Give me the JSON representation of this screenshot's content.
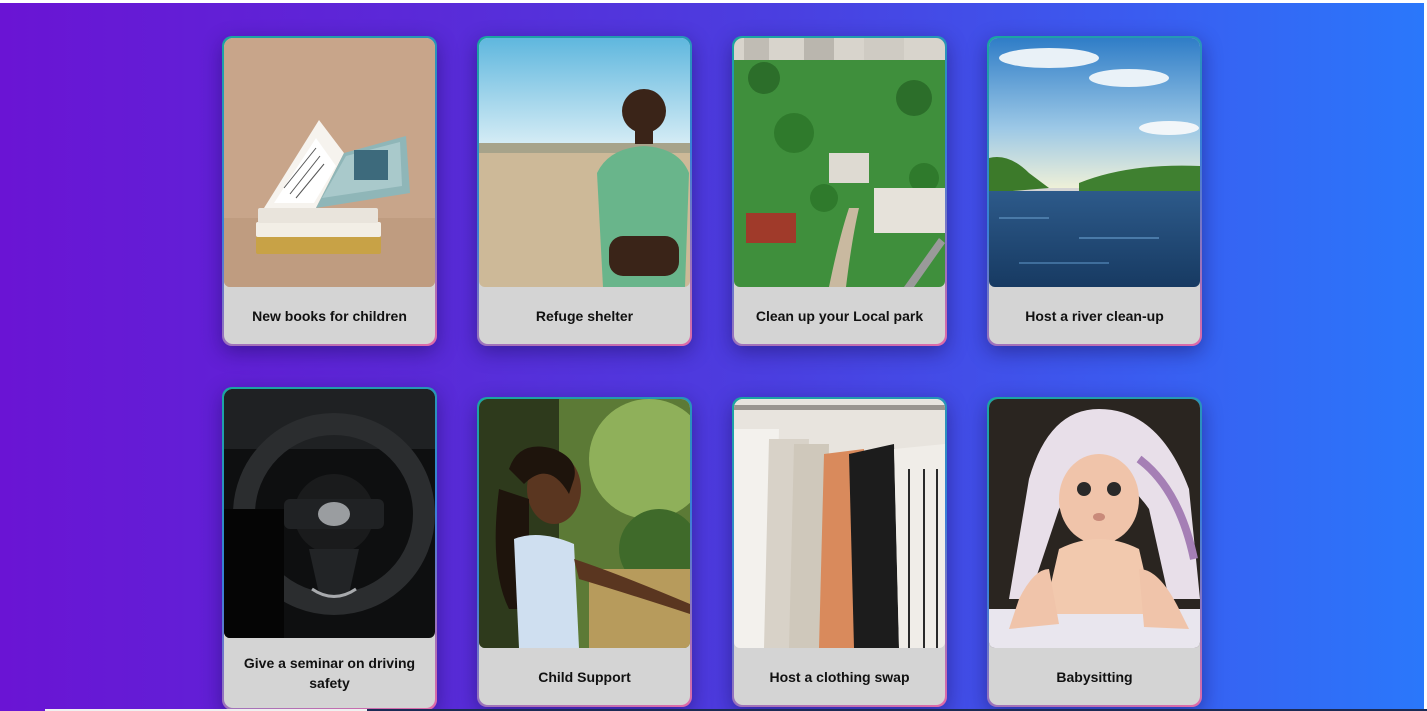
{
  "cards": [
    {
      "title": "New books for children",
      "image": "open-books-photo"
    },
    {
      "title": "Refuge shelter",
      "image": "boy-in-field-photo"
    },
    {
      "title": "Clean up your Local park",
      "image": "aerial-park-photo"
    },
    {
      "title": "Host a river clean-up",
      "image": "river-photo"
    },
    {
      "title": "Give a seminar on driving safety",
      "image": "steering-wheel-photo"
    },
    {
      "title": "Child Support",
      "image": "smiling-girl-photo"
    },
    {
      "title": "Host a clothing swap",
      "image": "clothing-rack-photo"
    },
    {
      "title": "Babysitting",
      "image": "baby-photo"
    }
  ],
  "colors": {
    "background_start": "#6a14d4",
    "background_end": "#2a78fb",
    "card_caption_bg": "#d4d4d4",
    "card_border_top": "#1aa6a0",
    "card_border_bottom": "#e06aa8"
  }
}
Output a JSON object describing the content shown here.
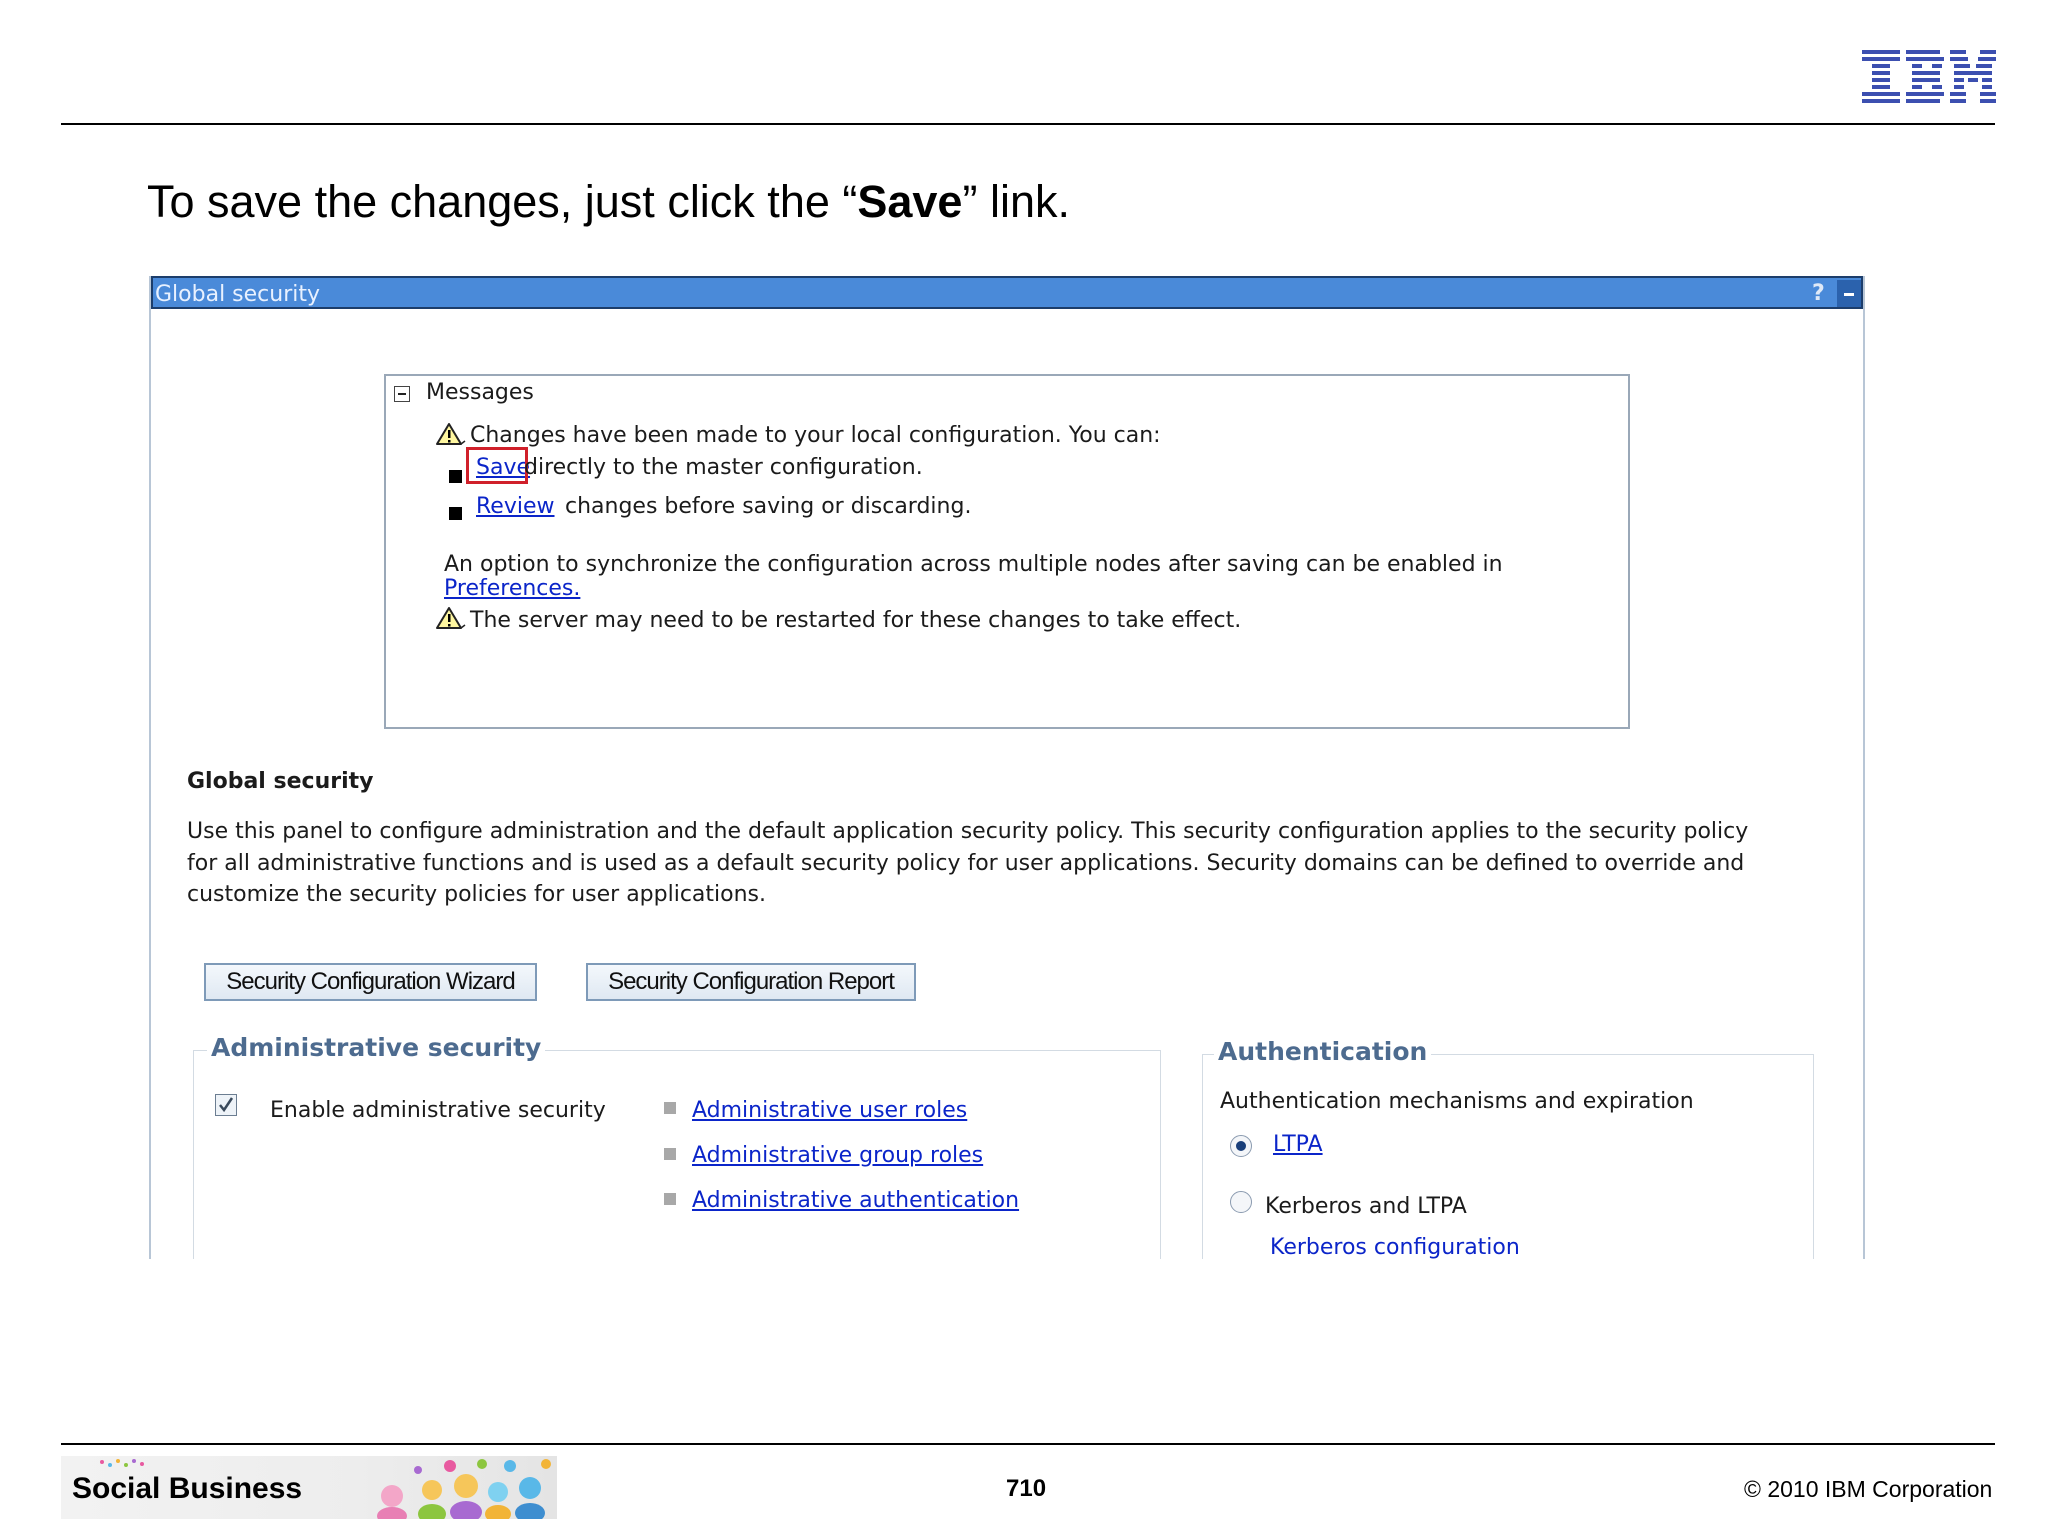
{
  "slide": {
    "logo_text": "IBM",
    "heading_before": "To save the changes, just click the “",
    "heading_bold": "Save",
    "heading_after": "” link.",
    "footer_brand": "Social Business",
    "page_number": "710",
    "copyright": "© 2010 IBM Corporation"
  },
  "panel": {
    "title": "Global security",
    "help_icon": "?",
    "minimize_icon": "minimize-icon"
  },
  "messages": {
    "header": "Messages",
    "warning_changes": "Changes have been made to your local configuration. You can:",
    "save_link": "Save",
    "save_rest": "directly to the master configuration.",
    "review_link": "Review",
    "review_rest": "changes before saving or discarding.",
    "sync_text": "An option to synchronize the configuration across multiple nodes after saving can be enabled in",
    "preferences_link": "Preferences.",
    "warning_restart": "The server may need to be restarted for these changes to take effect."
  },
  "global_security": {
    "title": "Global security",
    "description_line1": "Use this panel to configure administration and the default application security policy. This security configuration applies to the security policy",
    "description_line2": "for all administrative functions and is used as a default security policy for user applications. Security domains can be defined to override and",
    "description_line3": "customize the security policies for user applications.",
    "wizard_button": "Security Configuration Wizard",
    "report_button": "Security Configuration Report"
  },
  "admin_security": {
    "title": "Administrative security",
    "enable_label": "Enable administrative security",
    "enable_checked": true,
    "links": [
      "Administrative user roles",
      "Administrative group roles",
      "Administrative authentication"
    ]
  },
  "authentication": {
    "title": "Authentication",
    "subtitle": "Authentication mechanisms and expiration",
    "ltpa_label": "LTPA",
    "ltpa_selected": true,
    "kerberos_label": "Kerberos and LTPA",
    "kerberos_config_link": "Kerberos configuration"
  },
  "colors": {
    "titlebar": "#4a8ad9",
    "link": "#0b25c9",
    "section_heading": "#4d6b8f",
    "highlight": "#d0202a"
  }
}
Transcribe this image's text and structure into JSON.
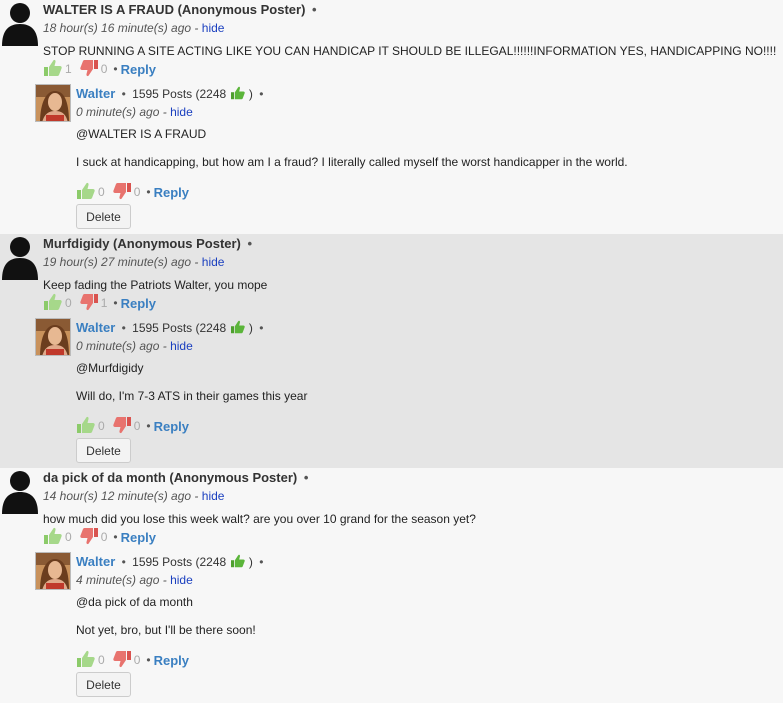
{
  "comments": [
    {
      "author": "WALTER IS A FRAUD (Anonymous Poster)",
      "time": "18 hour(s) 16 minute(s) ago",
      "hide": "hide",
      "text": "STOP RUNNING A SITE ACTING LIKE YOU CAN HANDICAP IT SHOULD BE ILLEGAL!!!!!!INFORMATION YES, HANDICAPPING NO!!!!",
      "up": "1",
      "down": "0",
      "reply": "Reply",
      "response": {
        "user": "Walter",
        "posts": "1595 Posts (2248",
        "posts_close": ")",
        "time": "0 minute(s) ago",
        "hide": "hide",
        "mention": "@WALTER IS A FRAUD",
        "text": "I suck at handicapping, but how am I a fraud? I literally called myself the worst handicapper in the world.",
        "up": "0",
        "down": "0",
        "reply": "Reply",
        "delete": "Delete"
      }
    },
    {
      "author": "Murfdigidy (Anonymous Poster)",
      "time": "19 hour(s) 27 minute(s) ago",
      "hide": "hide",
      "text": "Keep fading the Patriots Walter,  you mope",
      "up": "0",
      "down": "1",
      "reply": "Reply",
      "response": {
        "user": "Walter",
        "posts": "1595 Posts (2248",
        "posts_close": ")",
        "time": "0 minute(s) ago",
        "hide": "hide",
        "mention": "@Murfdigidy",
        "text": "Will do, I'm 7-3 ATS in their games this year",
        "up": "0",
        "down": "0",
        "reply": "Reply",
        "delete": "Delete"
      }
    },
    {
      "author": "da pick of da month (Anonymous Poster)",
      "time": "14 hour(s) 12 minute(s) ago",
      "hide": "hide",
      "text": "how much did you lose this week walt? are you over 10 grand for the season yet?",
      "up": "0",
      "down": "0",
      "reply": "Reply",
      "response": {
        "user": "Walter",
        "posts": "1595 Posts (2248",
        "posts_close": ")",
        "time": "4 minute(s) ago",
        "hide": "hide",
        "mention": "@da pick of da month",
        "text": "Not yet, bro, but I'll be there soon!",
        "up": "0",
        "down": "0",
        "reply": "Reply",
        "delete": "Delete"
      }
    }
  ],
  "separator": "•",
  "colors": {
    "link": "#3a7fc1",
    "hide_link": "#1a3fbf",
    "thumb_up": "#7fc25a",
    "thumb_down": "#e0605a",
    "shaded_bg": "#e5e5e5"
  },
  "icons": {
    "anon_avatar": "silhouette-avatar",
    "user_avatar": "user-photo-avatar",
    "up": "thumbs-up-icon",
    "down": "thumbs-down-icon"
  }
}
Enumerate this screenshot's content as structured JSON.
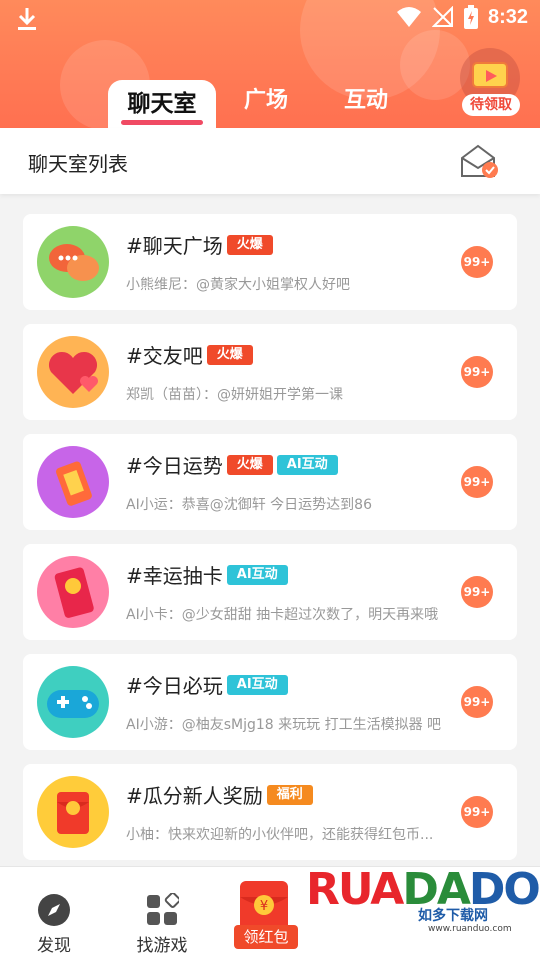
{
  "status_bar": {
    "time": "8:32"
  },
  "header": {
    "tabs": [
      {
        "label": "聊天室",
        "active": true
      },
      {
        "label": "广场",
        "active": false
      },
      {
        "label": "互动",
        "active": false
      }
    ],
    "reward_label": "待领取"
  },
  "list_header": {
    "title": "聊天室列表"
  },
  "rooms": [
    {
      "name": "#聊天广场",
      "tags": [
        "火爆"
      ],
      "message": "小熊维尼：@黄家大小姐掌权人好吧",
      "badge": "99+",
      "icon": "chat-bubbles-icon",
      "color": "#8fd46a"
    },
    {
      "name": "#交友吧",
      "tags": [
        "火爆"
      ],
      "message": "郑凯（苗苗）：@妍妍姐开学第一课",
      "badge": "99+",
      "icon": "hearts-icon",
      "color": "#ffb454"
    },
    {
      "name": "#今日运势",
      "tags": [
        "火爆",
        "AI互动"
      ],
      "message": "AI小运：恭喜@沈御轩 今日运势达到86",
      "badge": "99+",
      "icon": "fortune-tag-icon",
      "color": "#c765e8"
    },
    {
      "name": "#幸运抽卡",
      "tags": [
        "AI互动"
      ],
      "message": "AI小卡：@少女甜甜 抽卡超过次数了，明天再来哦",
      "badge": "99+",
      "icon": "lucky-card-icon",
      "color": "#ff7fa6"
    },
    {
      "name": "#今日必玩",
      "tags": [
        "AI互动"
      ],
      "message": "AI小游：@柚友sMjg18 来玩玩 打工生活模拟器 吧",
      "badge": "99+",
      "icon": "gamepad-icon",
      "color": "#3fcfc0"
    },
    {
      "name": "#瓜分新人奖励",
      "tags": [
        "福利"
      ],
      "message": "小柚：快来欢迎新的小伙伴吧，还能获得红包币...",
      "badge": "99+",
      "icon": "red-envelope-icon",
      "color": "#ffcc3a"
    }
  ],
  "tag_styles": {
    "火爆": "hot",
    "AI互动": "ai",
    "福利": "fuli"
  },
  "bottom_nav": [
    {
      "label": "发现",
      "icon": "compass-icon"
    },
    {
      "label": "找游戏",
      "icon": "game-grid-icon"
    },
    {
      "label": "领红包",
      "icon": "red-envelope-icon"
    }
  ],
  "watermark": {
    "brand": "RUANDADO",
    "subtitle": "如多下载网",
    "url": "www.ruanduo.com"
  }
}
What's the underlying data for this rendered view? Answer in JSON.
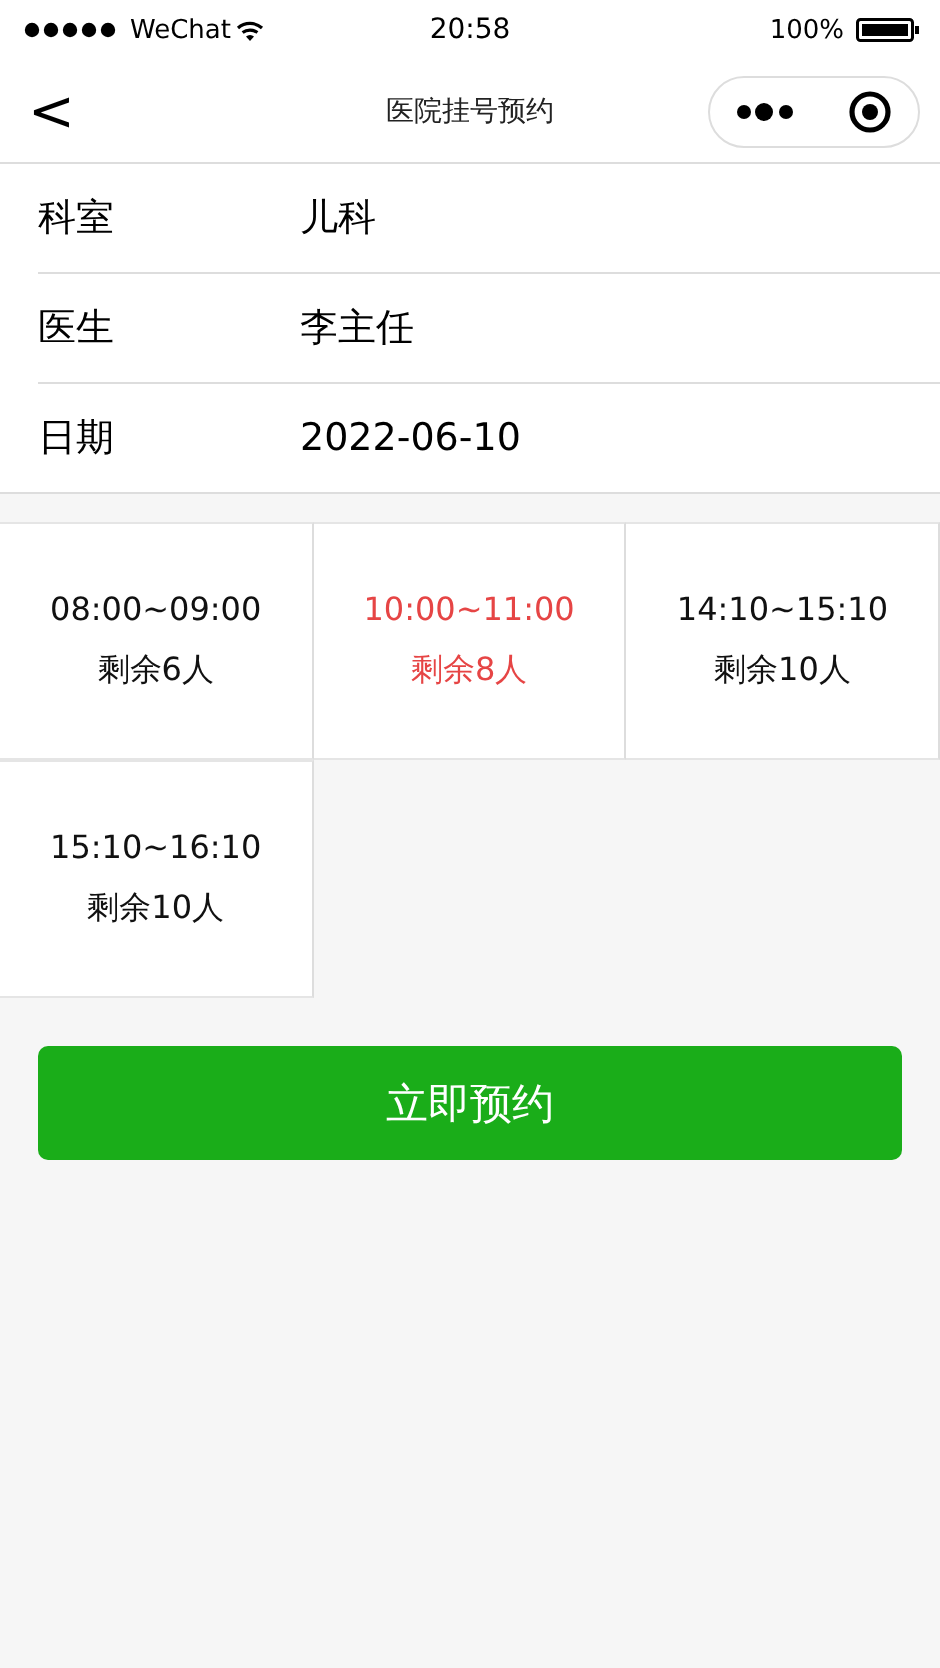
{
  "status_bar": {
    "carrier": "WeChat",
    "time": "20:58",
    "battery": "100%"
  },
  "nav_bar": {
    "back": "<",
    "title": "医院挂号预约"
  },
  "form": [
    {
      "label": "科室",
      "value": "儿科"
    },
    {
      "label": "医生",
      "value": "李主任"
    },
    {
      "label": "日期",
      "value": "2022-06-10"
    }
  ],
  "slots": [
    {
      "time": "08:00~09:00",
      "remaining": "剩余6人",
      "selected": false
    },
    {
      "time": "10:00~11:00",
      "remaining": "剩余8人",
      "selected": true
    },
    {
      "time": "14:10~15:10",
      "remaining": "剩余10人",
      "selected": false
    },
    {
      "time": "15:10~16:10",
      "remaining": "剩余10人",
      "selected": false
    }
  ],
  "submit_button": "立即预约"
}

TO BE DONE
Say how many lines in the listing above include "content". Give nothing but the number.

TASK RESULT
3